• Set exercise:
Every entry below should be repeated exactly; the pictures should not.

┌─ Data for processing

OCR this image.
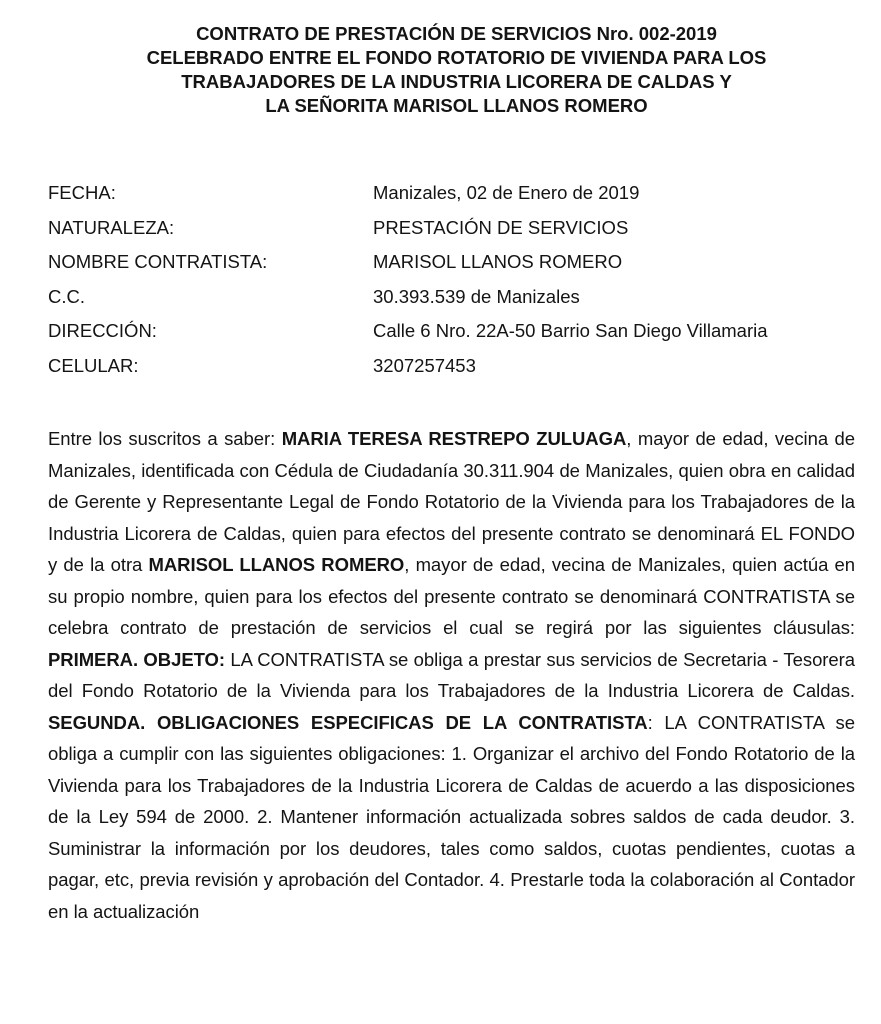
CONTRATO DE PRESTACIÓN DE SERVICIOS Nro. 002-2019
CELEBRADO ENTRE EL FONDO ROTATORIO DE VIVIENDA PARA LOS
TRABAJADORES DE LA INDUSTRIA LICORERA DE CALDAS Y
LA SEÑORITA MARISOL LLANOS ROMERO
FECHA:	Manizales, 02 de Enero de 2019
NATURALEZA:	PRESTACIÓN DE SERVICIOS
NOMBRE CONTRATISTA:	MARISOL LLANOS ROMERO
C.C.	30.393.539 de Manizales
DIRECCIÓN:	Calle 6 Nro. 22A-50 Barrio San Diego Villamaria
CELULAR:	3207257453

Entre los suscritos a saber: MARIA TERESA RESTREPO ZULUAGA, mayor de edad, vecina de Manizales, identificada con Cédula de Ciudadanía 30.311.904 de Manizales, quien obra en calidad de Gerente y Representante Legal de Fondo Rotatorio de la Vivienda para los Trabajadores de la Industria Licorera de Caldas, quien para efectos del presente contrato se denominará EL FONDO y de la otra MARISOL LLANOS ROMERO, mayor de edad, vecina de Manizales, quien actúa en su propio nombre, quien para los efectos del presente contrato se denominará CONTRATISTA se celebra contrato de prestación de servicios el cual se regirá por las siguientes cláusulas: PRIMERA. OBJETO: LA CONTRATISTA se obliga a prestar sus servicios de Secretaria - Tesorera del Fondo Rotatorio de la Vivienda para los Trabajadores de la Industria Licorera de Caldas. SEGUNDA. OBLIGACIONES ESPECIFICAS DE LA CONTRATISTA: LA CONTRATISTA se obliga a cumplir con las siguientes obligaciones: 1. Organizar el archivo del Fondo Rotatorio de la Vivienda para los Trabajadores de la Industria Licorera de Caldas de acuerdo a las disposiciones de la Ley 594 de 2000. 2. Mantener información actualizada sobres saldos de cada deudor. 3. Suministrar la información por los deudores, tales como saldos, cuotas pendientes, cuotas a pagar, etc, previa revisión y aprobación del Contador. 4. Prestarle toda la colaboración al Contador en la actualización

└─

• The result:
OCR this image.
CONTRATO DE PRESTACIÓN DE SERVICIOS Nro. 002-2019
CELEBRADO ENTRE EL FONDO ROTATORIO DE VIVIENDA PARA LOS
TRABAJADORES DE LA INDUSTRIA LICORERA DE CALDAS Y
LA SEÑORITA MARISOL LLANOS ROMERO
FECHA:	Manizales, 02 de Enero de 2019
NATURALEZA:	PRESTACIÓN DE SERVICIOS
NOMBRE CONTRATISTA:	MARISOL LLANOS ROMERO
C.C.	30.393.539 de Manizales
DIRECCIÓN:	Calle 6 Nro. 22A-50 Barrio San Diego Villamaria
CELULAR:	3207257453

Entre los suscritos a saber: MARIA TERESA RESTREPO ZULUAGA, mayor de edad, vecina de Manizales, identificada con Cédula de Ciudadanía 30.311.904 de Manizales, quien obra en calidad de Gerente y Representante Legal de Fondo Rotatorio de la Vivienda para los Trabajadores de la Industria Licorera de Caldas, quien para efectos del presente contrato se denominará EL FONDO y de la otra MARISOL LLANOS ROMERO, mayor de edad, vecina de Manizales, quien actúa en su propio nombre, quien para los efectos del presente contrato se denominará CONTRATISTA se celebra contrato de prestación de servicios el cual se regirá por las siguientes cláusulas: PRIMERA. OBJETO: LA CONTRATISTA se obliga a prestar sus servicios de Secretaria - Tesorera del Fondo Rotatorio de la Vivienda para los Trabajadores de la Industria Licorera de Caldas. SEGUNDA. OBLIGACIONES ESPECIFICAS DE LA CONTRATISTA: LA CONTRATISTA se obliga a cumplir con las siguientes obligaciones: 1. Organizar el archivo del Fondo Rotatorio de la Vivienda para los Trabajadores de la Industria Licorera de Caldas de acuerdo a las disposiciones de la Ley 594 de 2000. 2. Mantener información actualizada sobres saldos de cada deudor. 3. Suministrar la información por los deudores, tales como saldos, cuotas pendientes, cuotas a pagar, etc, previa revisión y aprobación del Contador. 4. Prestarle toda la colaboración al Contador en la actualización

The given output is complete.